Stated task: Reproduce, without any change, the lines in the records below starting at the line containing "cell-product[interactable]: ПЗ №" and ending at the line containing "help-icon (838, 33, 858, 62)", both included.

* begin Given data *

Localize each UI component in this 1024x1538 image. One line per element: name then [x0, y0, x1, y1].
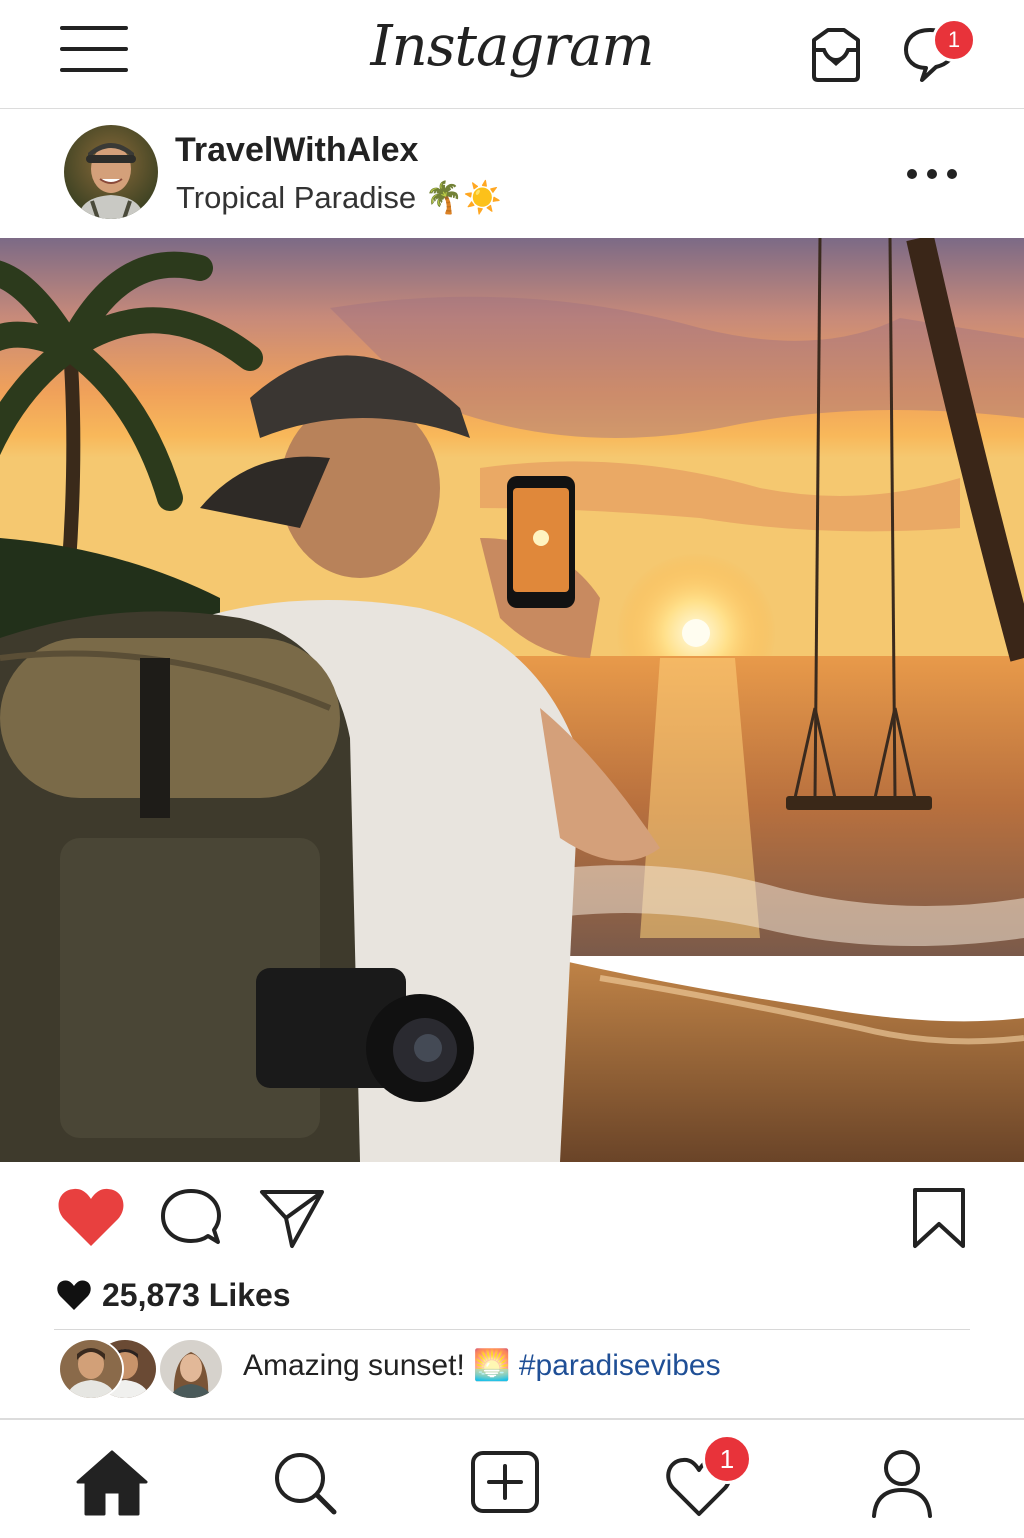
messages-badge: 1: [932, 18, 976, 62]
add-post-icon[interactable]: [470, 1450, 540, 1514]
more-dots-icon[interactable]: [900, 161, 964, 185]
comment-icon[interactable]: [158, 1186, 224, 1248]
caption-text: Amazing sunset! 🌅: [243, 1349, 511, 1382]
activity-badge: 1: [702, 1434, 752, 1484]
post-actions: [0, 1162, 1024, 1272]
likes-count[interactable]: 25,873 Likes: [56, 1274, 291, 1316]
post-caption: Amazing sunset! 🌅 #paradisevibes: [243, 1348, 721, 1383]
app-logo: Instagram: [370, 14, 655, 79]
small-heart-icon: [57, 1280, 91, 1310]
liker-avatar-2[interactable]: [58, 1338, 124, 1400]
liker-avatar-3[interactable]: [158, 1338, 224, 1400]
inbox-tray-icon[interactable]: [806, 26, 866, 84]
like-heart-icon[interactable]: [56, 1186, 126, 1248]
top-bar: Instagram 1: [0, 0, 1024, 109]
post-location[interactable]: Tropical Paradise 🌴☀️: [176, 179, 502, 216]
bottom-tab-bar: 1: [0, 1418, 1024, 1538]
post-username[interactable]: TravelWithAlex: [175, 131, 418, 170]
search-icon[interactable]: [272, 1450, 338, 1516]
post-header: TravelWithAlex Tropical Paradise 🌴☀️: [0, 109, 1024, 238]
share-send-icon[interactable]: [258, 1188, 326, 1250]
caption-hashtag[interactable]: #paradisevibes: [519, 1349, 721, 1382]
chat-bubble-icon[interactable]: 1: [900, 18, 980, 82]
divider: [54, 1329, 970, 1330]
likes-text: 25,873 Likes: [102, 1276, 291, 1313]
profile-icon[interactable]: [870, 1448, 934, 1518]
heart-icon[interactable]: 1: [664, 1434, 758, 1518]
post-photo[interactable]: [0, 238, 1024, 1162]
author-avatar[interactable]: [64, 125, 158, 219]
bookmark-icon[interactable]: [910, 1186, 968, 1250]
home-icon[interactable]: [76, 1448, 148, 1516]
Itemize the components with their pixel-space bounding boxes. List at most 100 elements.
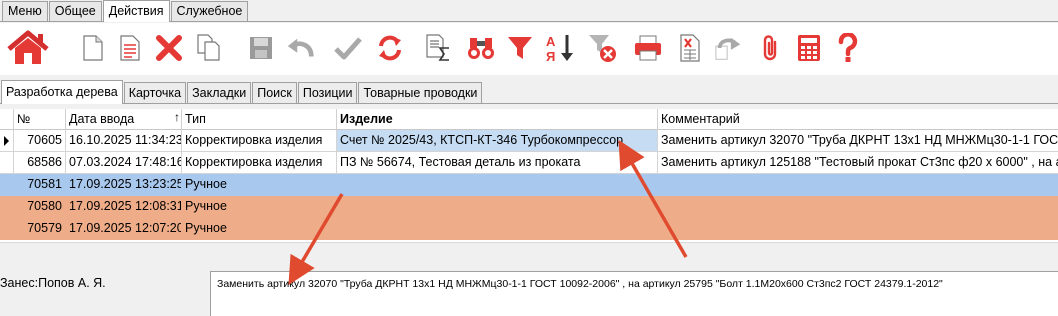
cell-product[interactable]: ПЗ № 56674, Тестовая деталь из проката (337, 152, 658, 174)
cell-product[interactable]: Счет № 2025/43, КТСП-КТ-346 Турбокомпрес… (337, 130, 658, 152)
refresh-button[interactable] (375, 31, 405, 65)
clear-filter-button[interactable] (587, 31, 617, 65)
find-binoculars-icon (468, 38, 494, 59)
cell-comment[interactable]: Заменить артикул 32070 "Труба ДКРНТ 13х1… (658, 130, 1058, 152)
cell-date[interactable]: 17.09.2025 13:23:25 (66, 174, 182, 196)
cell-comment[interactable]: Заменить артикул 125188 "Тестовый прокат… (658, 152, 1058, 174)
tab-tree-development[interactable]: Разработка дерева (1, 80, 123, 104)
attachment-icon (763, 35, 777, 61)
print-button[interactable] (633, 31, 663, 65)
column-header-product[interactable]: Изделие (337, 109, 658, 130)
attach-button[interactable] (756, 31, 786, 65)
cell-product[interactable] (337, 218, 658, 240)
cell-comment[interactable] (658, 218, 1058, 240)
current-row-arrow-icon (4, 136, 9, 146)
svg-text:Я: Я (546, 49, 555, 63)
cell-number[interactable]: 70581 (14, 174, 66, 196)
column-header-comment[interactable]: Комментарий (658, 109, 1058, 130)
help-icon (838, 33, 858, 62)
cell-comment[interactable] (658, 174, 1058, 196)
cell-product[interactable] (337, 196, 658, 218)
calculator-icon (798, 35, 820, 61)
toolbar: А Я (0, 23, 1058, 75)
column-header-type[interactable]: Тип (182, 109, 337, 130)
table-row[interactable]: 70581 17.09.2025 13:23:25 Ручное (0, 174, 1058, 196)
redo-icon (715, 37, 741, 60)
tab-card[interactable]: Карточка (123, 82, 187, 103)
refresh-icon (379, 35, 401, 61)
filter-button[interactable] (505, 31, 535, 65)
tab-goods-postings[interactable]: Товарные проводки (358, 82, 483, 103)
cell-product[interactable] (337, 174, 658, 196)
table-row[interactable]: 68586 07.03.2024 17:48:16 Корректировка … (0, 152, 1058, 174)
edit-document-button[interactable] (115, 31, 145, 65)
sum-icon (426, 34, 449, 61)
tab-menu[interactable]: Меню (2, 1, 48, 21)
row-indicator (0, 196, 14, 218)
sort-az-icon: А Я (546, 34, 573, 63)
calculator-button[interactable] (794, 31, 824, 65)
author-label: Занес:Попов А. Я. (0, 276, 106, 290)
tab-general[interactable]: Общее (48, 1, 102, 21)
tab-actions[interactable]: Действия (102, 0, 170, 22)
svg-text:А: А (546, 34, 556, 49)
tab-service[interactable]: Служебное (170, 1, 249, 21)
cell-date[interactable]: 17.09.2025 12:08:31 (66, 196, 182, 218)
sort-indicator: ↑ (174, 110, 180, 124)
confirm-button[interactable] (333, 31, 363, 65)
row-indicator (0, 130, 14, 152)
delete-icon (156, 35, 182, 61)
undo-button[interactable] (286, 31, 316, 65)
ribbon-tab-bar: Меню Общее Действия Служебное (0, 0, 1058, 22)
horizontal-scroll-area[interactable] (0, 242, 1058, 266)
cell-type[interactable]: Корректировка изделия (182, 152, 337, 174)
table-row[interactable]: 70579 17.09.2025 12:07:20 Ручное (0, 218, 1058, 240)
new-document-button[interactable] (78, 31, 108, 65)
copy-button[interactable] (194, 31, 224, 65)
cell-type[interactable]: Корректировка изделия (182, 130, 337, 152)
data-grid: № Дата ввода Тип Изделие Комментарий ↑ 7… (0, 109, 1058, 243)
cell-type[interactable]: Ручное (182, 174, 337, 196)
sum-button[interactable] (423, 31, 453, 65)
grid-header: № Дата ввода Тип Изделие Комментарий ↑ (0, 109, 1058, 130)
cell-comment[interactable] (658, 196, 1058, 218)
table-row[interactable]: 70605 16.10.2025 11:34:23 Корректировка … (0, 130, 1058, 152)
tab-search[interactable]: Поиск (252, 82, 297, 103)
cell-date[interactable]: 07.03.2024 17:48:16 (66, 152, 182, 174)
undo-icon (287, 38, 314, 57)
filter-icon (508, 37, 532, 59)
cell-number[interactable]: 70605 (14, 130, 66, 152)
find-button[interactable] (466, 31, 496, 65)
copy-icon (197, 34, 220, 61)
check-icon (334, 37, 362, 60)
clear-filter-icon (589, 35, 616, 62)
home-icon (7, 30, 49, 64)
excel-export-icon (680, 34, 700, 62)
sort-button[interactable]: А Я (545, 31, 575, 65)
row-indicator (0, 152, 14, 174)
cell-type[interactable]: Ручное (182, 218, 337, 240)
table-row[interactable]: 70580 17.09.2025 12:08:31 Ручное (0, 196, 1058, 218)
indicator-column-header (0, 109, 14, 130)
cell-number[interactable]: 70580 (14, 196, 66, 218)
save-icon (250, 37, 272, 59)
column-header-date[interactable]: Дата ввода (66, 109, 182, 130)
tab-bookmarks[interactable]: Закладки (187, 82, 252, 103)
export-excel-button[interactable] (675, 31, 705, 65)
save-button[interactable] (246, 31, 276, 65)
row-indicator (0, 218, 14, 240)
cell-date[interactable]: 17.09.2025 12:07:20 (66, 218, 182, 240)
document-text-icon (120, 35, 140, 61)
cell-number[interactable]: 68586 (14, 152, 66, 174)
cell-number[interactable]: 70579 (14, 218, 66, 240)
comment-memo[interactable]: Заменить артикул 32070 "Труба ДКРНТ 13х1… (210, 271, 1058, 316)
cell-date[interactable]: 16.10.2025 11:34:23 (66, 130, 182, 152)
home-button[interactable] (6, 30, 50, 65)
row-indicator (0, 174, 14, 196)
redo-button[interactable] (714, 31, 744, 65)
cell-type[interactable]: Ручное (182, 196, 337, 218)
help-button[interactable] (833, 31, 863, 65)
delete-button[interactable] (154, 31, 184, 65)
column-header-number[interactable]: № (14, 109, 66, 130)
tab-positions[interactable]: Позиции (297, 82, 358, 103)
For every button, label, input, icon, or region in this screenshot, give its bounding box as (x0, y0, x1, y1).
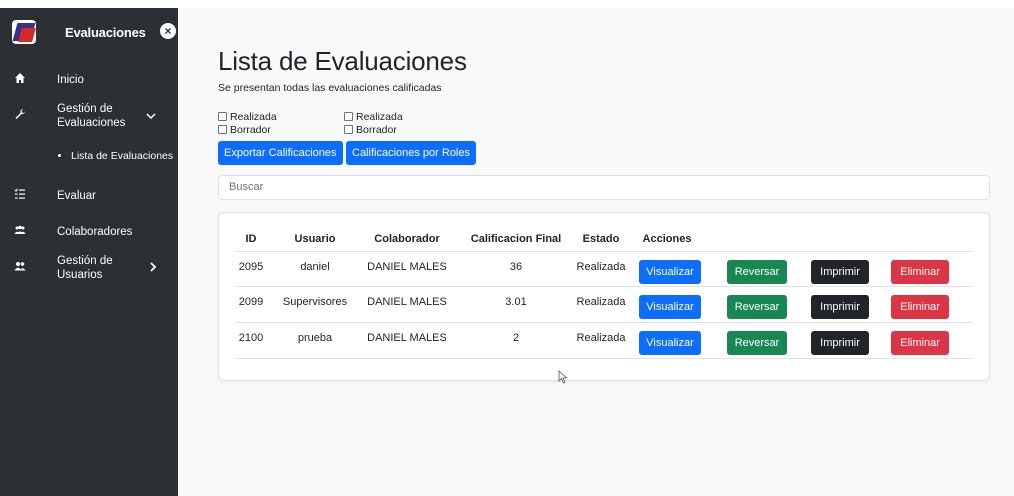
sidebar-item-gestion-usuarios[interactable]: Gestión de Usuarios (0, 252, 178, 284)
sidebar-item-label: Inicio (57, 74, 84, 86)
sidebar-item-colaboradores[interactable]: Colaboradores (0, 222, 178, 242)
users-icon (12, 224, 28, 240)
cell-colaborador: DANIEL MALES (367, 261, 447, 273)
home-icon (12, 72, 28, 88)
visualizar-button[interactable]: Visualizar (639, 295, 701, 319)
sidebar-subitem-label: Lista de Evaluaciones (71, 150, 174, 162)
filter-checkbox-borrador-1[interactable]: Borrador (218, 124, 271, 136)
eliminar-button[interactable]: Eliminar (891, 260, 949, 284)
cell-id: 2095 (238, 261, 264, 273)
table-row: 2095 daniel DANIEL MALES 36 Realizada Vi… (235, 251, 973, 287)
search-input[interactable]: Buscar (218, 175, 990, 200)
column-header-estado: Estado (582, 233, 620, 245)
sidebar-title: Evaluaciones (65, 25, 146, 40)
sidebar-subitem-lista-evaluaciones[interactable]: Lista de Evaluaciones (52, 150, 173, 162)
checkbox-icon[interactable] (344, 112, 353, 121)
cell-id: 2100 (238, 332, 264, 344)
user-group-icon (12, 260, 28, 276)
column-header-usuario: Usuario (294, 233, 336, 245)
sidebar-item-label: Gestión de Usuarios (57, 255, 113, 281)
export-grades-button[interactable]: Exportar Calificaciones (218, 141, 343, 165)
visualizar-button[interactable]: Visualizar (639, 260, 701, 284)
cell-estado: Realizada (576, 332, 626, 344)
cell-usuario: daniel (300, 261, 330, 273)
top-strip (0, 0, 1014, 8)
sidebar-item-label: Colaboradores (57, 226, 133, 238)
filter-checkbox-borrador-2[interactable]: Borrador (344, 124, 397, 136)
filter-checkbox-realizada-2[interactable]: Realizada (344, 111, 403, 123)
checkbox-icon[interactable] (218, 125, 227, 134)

* end Given data *

Result of the exercise:
cell-product[interactable]: ПЗ № 56674, Тестовая деталь из проката (337, 152, 658, 174)
cell-product[interactable]: Счет № 2025/43, КТСП-КТ-346 Турбокомпрес… (337, 130, 658, 152)
refresh-button[interactable] (375, 31, 405, 65)
clear-filter-button[interactable] (587, 31, 617, 65)
find-binoculars-icon (468, 38, 494, 59)
cell-comment[interactable]: Заменить артикул 32070 "Труба ДКРНТ 13х1… (658, 130, 1058, 152)
cell-date[interactable]: 17.09.2025 13:23:25 (66, 174, 182, 196)
cell-comment[interactable]: Заменить артикул 125188 "Тестовый прокат… (658, 152, 1058, 174)
tab-tree-development[interactable]: Разработка дерева (1, 80, 123, 104)
attachment-icon (763, 35, 777, 61)
print-button[interactable] (633, 31, 663, 65)
column-header-product[interactable]: Изделие (337, 109, 658, 130)
attach-button[interactable] (756, 31, 786, 65)
cell-product[interactable] (337, 218, 658, 240)
cell-comment[interactable] (658, 218, 1058, 240)
current-row-arrow-icon (4, 136, 9, 146)
svg-text:Я: Я (546, 49, 555, 63)
cell-number[interactable]: 70581 (14, 174, 66, 196)
column-header-comment[interactable]: Комментарий (658, 109, 1058, 130)
help-icon (838, 33, 858, 62)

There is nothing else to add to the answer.